START INFORMATION SHOWN

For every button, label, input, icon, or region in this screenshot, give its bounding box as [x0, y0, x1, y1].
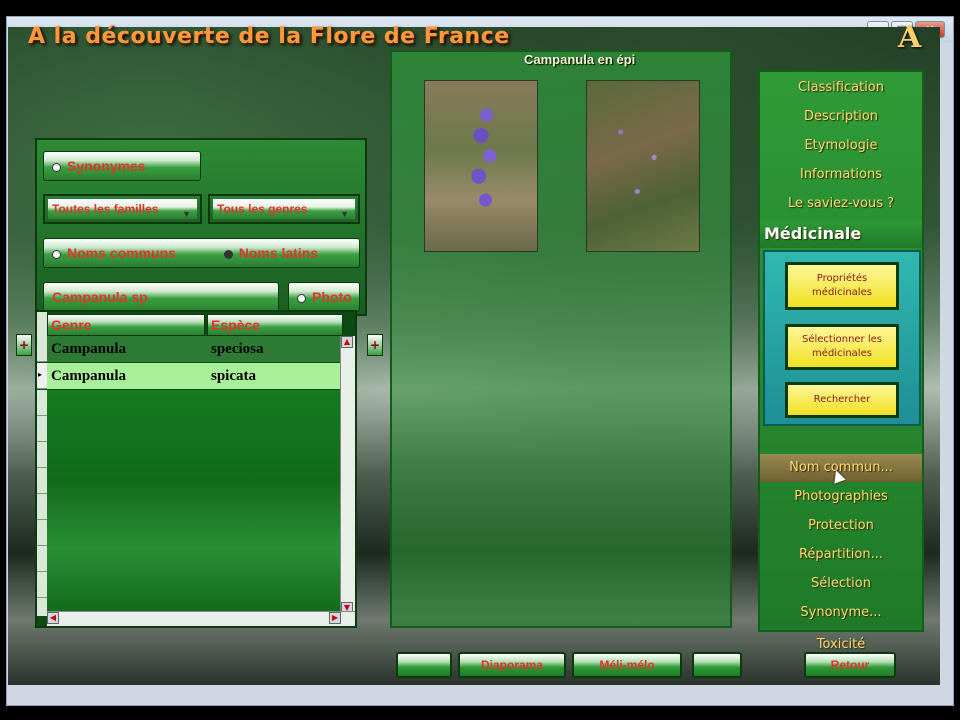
scroll-up-icon[interactable]: ▲ [341, 336, 353, 348]
cell-genre[interactable]: Campanula [47, 363, 207, 389]
retour-button[interactable]: Retour [804, 652, 896, 678]
menu-item-informations[interactable]: Informations [760, 161, 922, 189]
cell-espece[interactable]: spicata [207, 363, 343, 389]
genre-select-value: Tous les genres [217, 202, 308, 216]
menu-item-etymologie[interactable]: Etymologie [760, 132, 922, 160]
search-input[interactable]: Campanula sp [43, 282, 279, 312]
family-select[interactable]: Toutes les familles ▼ [43, 194, 202, 224]
cell-genre[interactable]: Campanula [47, 336, 207, 362]
name-mode-radio-group: Noms communs Noms latins [43, 238, 360, 268]
radio-common-names[interactable] [52, 249, 61, 259]
chevron-down-icon: ▼ [182, 209, 191, 219]
synonymes-checkbox[interactable] [52, 162, 61, 172]
scroll-left-icon[interactable]: ◀ [47, 612, 59, 624]
menu-item-repartition[interactable]: Répartition... [760, 541, 922, 569]
table-vertical-scrollbar[interactable]: ▲ ▼ [340, 336, 355, 614]
chevron-down-icon: ▼ [340, 209, 349, 219]
species-table: Genre Espèce Campanula speciosa ▸ Campan… [35, 310, 357, 628]
screen-top-bar [0, 0, 960, 16]
plant-photo-1[interactable] [424, 80, 538, 252]
menu-item-photographies[interactable]: Photographies [760, 483, 922, 511]
row-selector-active[interactable]: ▸ [37, 363, 47, 389]
rechercher-button[interactable]: Rechercher [785, 382, 899, 418]
menu-section-medicinale[interactable]: Médicinale [760, 220, 922, 248]
bottom-button-4[interactable] [692, 652, 742, 678]
radio-latin-names[interactable] [223, 249, 233, 259]
menu-item-protection[interactable]: Protection [760, 512, 922, 540]
meli-melo-button[interactable]: Méli-mélo [572, 652, 682, 678]
right-menu-panel: Classification Description Etymologie In… [758, 70, 924, 632]
search-input-value: Campanula sp [52, 289, 148, 305]
menu-item-description[interactable]: Description [760, 103, 922, 131]
synonymes-button[interactable]: Synonymes [43, 151, 201, 181]
radio-latin-label: Noms latins [238, 245, 319, 261]
menu-item-le-saviez-vous[interactable]: Le saviez-vous ? [760, 190, 922, 218]
family-select-value: Toutes les familles [52, 202, 159, 216]
table-horizontal-scrollbar[interactable]: ◀ ▶ [47, 611, 355, 626]
add-right-button[interactable]: + [367, 334, 383, 356]
bottom-button-1[interactable] [396, 652, 452, 678]
photo-checkbox[interactable]: Photo [288, 282, 360, 312]
table-corner [37, 312, 47, 338]
row-selector[interactable] [37, 336, 47, 362]
add-left-button[interactable]: + [16, 334, 32, 356]
genre-select[interactable]: Tous les genres ▼ [208, 194, 360, 224]
app-title: A la découverte de la Flore de France [28, 24, 510, 49]
diaporama-button[interactable]: Diaporama [458, 652, 566, 678]
menu-item-synonyme[interactable]: Synonyme... [760, 599, 922, 627]
proprietes-medicinales-button[interactable]: Propriétés médicinales [785, 262, 899, 310]
column-header-genre[interactable]: Genre [47, 314, 205, 336]
medicinal-actions-box: Propriétés médicinales Sélectionner les … [763, 250, 921, 426]
selectionner-medicinales-button[interactable]: Sélectionner les médicinales [785, 324, 899, 370]
cell-espece[interactable]: speciosa [207, 336, 343, 362]
radio-common-label: Noms communs [67, 245, 176, 261]
row-selector-column [37, 390, 47, 616]
column-header-espece[interactable]: Espèce [207, 314, 343, 336]
plant-name: Campanula en épi [524, 52, 636, 67]
table-empty-area [47, 390, 343, 616]
app-logo: A [898, 20, 922, 55]
menu-item-classification[interactable]: Classification [760, 74, 922, 102]
scroll-right-icon[interactable]: ▶ [329, 612, 341, 624]
synonymes-label: Synonymes [67, 158, 146, 174]
plant-photo-2[interactable] [586, 80, 700, 252]
menu-item-selection[interactable]: Sélection [760, 570, 922, 598]
photo-checkbox-label: Photo [312, 289, 352, 305]
photo-checkbox-box[interactable] [297, 293, 306, 303]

END INFORMATION SHOWN

WHAT YOU HAVE TO DO => Please put each line of the data above into a Markdown table with two columns, "No." for the row number and "Line" for the line itself. Skip blank lines and leave the pictures out.

REPLY =>
| No. | Line |
|---|---|
| 1 | For every button, label, input, icon, or region in this screenshot, give its bounding box as [x0, y0, x1, y1]. |
| 2 | scroll-up-icon[interactable]: ▲ [341, 336, 353, 348] |
| 3 | cell-genre[interactable]: Campanula [47, 363, 207, 389] |
| 4 | retour-button[interactable]: Retour [804, 652, 896, 678] |
| 5 | menu-item-informations[interactable]: Informations [760, 161, 922, 189] |
| 6 | cell-espece[interactable]: spicata [207, 363, 343, 389] |
| 7 | genre-select-value: Tous les genres [217, 202, 308, 216] |
| 8 | menu-item-etymologie[interactable]: Etymologie [760, 132, 922, 160] |
| 9 | search-input[interactable]: Campanula sp [43, 282, 279, 312] |
| 10 | family-select[interactable]: Toutes les familles ▼ [43, 194, 202, 224] |
| 11 | cell-genre[interactable]: Campanula [47, 336, 207, 362] |
| 12 | name-mode-radio-group: Noms communs Noms latins [43, 238, 360, 268] |
| 13 | radio-common-names[interactable] [52, 249, 61, 259] |
| 14 | chevron-down-icon: ▼ [182, 209, 191, 219] |
| 15 | synonymes-checkbox[interactable] [52, 162, 61, 172] |
| 16 | scroll-left-icon[interactable]: ◀ [47, 612, 59, 624] |
| 17 | menu-item-repartition[interactable]: Répartition... [760, 541, 922, 569] |
| 18 | table-vertical-scrollbar[interactable]: ▲ ▼ [340, 336, 355, 614] |
| 19 | chevron-down-icon: ▼ [340, 209, 349, 219] |
| 20 | species-table: Genre Espèce Campanula speciosa ▸ Campan… [35, 310, 357, 628] |
| 21 | screen-top-bar [0, 0, 960, 16] |
| 22 | plant-photo-1[interactable] [424, 80, 538, 252] |
| 23 | menu-item-photographies[interactable]: Photographies [760, 483, 922, 511] |
| 24 | row-selector-active[interactable]: ▸ [37, 363, 47, 389] |
| 25 | rechercher-button[interactable]: Rechercher [785, 382, 899, 418] |
| 26 | menu-section-medicinale[interactable]: Médicinale [760, 220, 922, 248] |
| 27 | bottom-button-4[interactable] [692, 652, 742, 678] |
| 28 | radio-latin-names[interactable] [223, 249, 233, 259] |
| 29 | menu-item-protection[interactable]: Protection [760, 512, 922, 540] |
| 30 | meli-melo-button[interactable]: Méli-mélo [572, 652, 682, 678] |
| 31 | right-menu-panel: Classification Description Etymologie In… [758, 70, 924, 632] |
| 32 | search-input-value: Campanula sp [52, 289, 148, 305] |
| 33 | menu-item-description[interactable]: Description [760, 103, 922, 131] |
| 34 | synonymes-button[interactable]: Synonymes [43, 151, 201, 181] |
| 35 | radio-latin-label: Noms latins [238, 245, 319, 261] |
| 36 | menu-item-le-saviez-vous[interactable]: Le saviez-vous ? [760, 190, 922, 218] |
| 37 | family-select-value: Toutes les familles [52, 202, 159, 216] |
| 38 | table-horizontal-scrollbar[interactable]: ◀ ▶ [47, 611, 355, 626] |
| 39 | add-right-button[interactable]: + [367, 334, 383, 356] |
| 40 | bottom-button-1[interactable] [396, 652, 452, 678] |
| 41 | photo-checkbox[interactable]: Photo [288, 282, 360, 312] |
| 42 | table-corner [37, 312, 47, 338] |
| 43 | row-selector[interactable] [37, 336, 47, 362] |
| 44 | add-left-button[interactable]: + [16, 334, 32, 356] |
| 45 | genre-select[interactable]: Tous les genres ▼ [208, 194, 360, 224] |
| 46 | app-title: A la découverte de la Flore de France [28, 24, 510, 49] |
| 47 | diaporama-button[interactable]: Diaporama [458, 652, 566, 678] |
| 48 | menu-item-synonyme[interactable]: Synonyme... [760, 599, 922, 627] |
| 49 | proprietes-medicinales-button[interactable]: Propriétés médicinales [785, 262, 899, 310] |
| 50 | column-header-genre[interactable]: Genre [47, 314, 205, 336] |
| 51 | medicinal-actions-box: Propriétés médicinales Sélectionner les … [763, 250, 921, 426] |
| 52 | selectionner-medicinales-button[interactable]: Sélectionner les médicinales [785, 324, 899, 370] |
| 53 | cell-espece[interactable]: speciosa [207, 336, 343, 362] |
| 54 | radio-common-label: Noms communs [67, 245, 176, 261] |
| 55 | row-selector-column [37, 390, 47, 616] |
| 56 | column-header-espece[interactable]: Espèce [207, 314, 343, 336] |
| 57 | plant-name: Campanula en épi [524, 52, 636, 67] |
| 58 | table-empty-area [47, 390, 343, 616] |
| 59 | app-logo: A [898, 20, 922, 55] |
| 60 | menu-item-classification[interactable]: Classification [760, 74, 922, 102] |
| 61 | scroll-right-icon[interactable]: ▶ [329, 612, 341, 624] |
| 62 | synonymes-label: Synonymes [67, 158, 146, 174] |
| 63 | plant-photo-2[interactable] [586, 80, 700, 252] |
| 64 | menu-item-selection[interactable]: Sélection [760, 570, 922, 598] |
| 65 | photo-checkbox-label: Photo [312, 289, 352, 305] |
| 66 | photo-checkbox-box[interactable] [297, 293, 306, 303] |